● **Task instructions**
From the entries below, copy every line where the string "JSON" appears.

● **Extracted material**
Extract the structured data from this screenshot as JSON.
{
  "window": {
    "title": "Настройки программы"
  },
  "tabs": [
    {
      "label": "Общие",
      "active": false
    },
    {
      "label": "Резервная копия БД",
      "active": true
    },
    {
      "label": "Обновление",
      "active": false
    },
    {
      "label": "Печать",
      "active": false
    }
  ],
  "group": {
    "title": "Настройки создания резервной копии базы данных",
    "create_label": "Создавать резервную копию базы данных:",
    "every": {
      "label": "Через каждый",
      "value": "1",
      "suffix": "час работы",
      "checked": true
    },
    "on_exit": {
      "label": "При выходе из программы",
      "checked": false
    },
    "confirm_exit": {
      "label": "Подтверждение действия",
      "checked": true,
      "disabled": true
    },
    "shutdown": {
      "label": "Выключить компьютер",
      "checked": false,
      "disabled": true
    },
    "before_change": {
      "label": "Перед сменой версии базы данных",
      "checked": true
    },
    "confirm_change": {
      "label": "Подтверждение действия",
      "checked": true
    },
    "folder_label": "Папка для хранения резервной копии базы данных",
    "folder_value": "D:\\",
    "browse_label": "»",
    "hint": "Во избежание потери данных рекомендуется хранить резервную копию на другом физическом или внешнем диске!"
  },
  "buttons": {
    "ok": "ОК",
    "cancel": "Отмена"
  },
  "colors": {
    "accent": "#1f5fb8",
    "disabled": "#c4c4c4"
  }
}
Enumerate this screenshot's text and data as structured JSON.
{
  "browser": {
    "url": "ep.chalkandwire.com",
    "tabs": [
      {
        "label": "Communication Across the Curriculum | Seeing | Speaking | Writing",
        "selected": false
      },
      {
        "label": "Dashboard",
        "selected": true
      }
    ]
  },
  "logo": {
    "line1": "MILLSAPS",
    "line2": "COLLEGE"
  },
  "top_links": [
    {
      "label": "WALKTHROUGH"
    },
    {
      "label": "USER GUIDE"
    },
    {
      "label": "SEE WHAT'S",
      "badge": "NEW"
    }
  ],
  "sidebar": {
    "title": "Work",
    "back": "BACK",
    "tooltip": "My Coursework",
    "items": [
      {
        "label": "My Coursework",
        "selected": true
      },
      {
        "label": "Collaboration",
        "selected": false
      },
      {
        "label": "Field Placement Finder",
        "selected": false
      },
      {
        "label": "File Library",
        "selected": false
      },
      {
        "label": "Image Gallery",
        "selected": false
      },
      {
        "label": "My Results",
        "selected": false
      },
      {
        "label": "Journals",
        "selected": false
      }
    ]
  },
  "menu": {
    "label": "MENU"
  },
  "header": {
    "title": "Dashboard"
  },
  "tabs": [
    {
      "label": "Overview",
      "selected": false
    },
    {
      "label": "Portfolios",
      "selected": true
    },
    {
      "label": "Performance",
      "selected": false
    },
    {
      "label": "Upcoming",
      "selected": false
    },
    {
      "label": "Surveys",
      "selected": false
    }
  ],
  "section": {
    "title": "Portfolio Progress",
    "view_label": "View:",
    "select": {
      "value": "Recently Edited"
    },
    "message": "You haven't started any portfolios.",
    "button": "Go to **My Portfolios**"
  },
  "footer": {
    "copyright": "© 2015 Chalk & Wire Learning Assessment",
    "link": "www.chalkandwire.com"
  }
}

● **Exercise answer**
Extract the structured data from this screenshot as JSON.
Enumerate this screenshot's text and data as structured JSON.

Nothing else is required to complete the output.